■ Given instruction
Quote the records that follow in full, leaving the pictures out.

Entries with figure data
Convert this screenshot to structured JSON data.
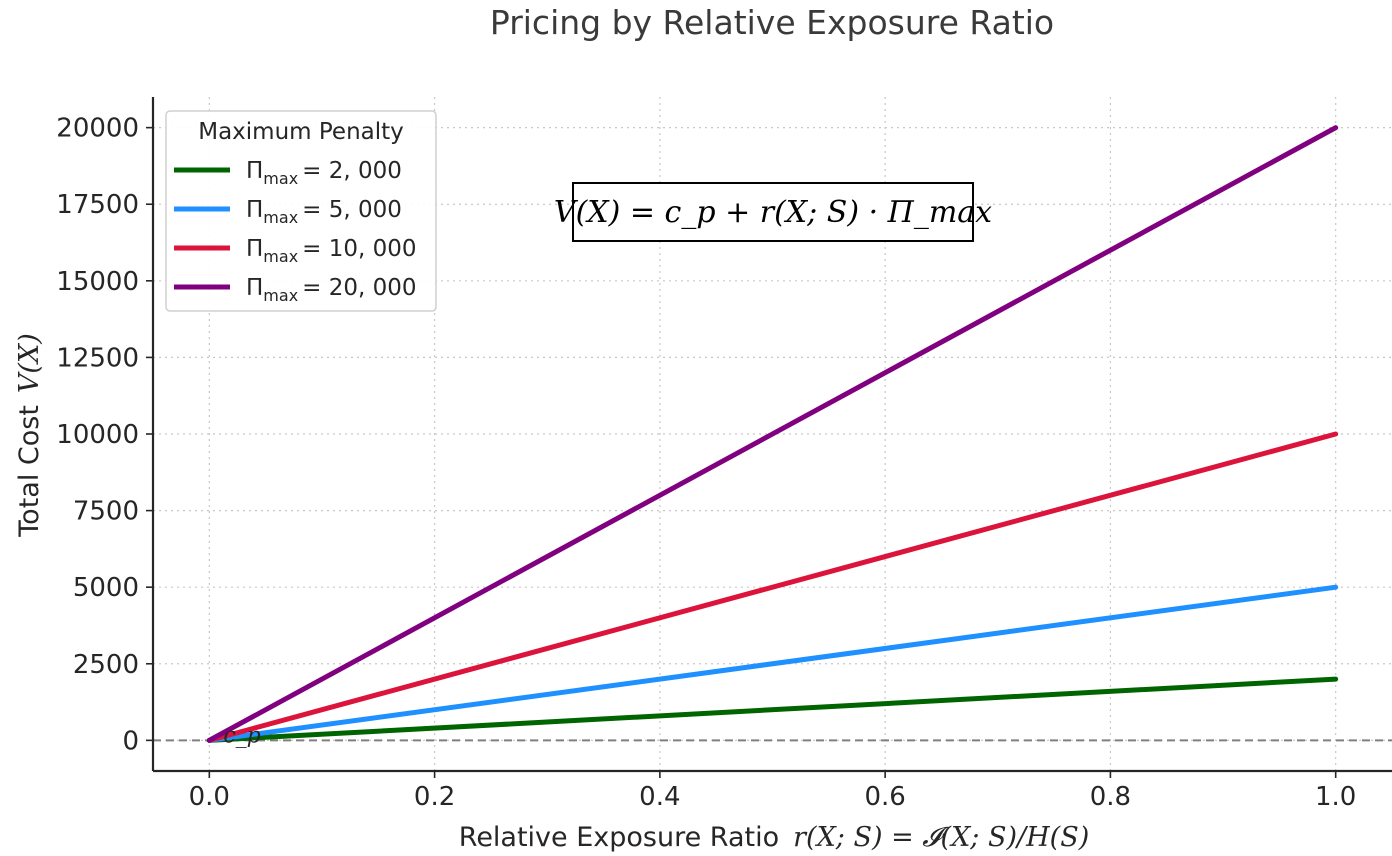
{
  "chart_data": {
    "type": "line",
    "title": "Pricing by Relative Exposure Ratio",
    "xlabel": "Relative Exposure Ratio",
    "xlabel_formula": "r(X; S) = 𝓘(X; S)/H(S)",
    "ylabel": "Total Cost",
    "ylabel_formula": "V(X)",
    "xlim": [
      -0.05,
      1.05
    ],
    "ylim": [
      -1000,
      21000
    ],
    "xticks": [
      0.0,
      0.2,
      0.4,
      0.6,
      0.8,
      1.0
    ],
    "xtick_labels": [
      "0.0",
      "0.2",
      "0.4",
      "0.6",
      "0.8",
      "1.0"
    ],
    "yticks": [
      0,
      2500,
      5000,
      7500,
      10000,
      12500,
      15000,
      17500,
      20000
    ],
    "ytick_labels": [
      "0",
      "2500",
      "5000",
      "7500",
      "10000",
      "12500",
      "15000",
      "17500",
      "20000"
    ],
    "grid": true,
    "legend": {
      "title": "Maximum Penalty",
      "placement": "top-left"
    },
    "x": [
      0.0,
      1.0
    ],
    "series": [
      {
        "name": "Π_max = 2,000",
        "symbol": "Π",
        "sub": "max",
        "rhs": "= 2, 000",
        "color": "#006400",
        "values": [
          0,
          2000
        ]
      },
      {
        "name": "Π_max = 5,000",
        "symbol": "Π",
        "sub": "max",
        "rhs": "= 5, 000",
        "color": "#1E90FF",
        "values": [
          0,
          5000
        ]
      },
      {
        "name": "Π_max = 10,000",
        "symbol": "Π",
        "sub": "max",
        "rhs": "= 10, 000",
        "color": "#DC143C",
        "values": [
          0,
          10000
        ]
      },
      {
        "name": "Π_max = 20,000",
        "symbol": "Π",
        "sub": "max",
        "rhs": "= 20, 000",
        "color": "#800080",
        "values": [
          0,
          20000
        ]
      }
    ],
    "baseline": {
      "y": 0,
      "style": "dashed",
      "color": "#808080"
    },
    "annotations": [
      {
        "text": "V(X) = c_p + r(X; S) · Π_max",
        "placement": "upper-center, boxed"
      },
      {
        "text": "c_p",
        "x": 0.0,
        "y": 0
      }
    ]
  }
}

■ Task answer
Convert this screenshot to structured JSON data.
{
  "chart_data": {
    "type": "line",
    "title": "Pricing by Relative Exposure Ratio",
    "xlabel": "Relative Exposure Ratio",
    "xlabel_formula": "r(X; S) = 𝓘(X; S)/H(S)",
    "ylabel": "Total Cost",
    "ylabel_formula": "V(X)",
    "xlim": [
      -0.05,
      1.05
    ],
    "ylim": [
      -1000,
      21000
    ],
    "xticks": [
      0.0,
      0.2,
      0.4,
      0.6,
      0.8,
      1.0
    ],
    "xtick_labels": [
      "0.0",
      "0.2",
      "0.4",
      "0.6",
      "0.8",
      "1.0"
    ],
    "yticks": [
      0,
      2500,
      5000,
      7500,
      10000,
      12500,
      15000,
      17500,
      20000
    ],
    "ytick_labels": [
      "0",
      "2500",
      "5000",
      "7500",
      "10000",
      "12500",
      "15000",
      "17500",
      "20000"
    ],
    "grid": true,
    "legend": {
      "title": "Maximum Penalty",
      "placement": "top-left"
    },
    "x": [
      0.0,
      1.0
    ],
    "series": [
      {
        "name": "Π_max = 2,000",
        "symbol": "Π",
        "sub": "max",
        "rhs": "= 2, 000",
        "color": "#006400",
        "values": [
          0,
          2000
        ]
      },
      {
        "name": "Π_max = 5,000",
        "symbol": "Π",
        "sub": "max",
        "rhs": "= 5, 000",
        "color": "#1E90FF",
        "values": [
          0,
          5000
        ]
      },
      {
        "name": "Π_max = 10,000",
        "symbol": "Π",
        "sub": "max",
        "rhs": "= 10, 000",
        "color": "#DC143C",
        "values": [
          0,
          10000
        ]
      },
      {
        "name": "Π_max = 20,000",
        "symbol": "Π",
        "sub": "max",
        "rhs": "= 20, 000",
        "color": "#800080",
        "values": [
          0,
          20000
        ]
      }
    ],
    "baseline": {
      "y": 0,
      "style": "dashed",
      "color": "#808080"
    },
    "annotations": [
      {
        "text": "V(X) = c_p + r(X; S) · Π_max",
        "placement": "upper-center, boxed"
      },
      {
        "text": "c_p",
        "x": 0.0,
        "y": 0
      }
    ]
  }
}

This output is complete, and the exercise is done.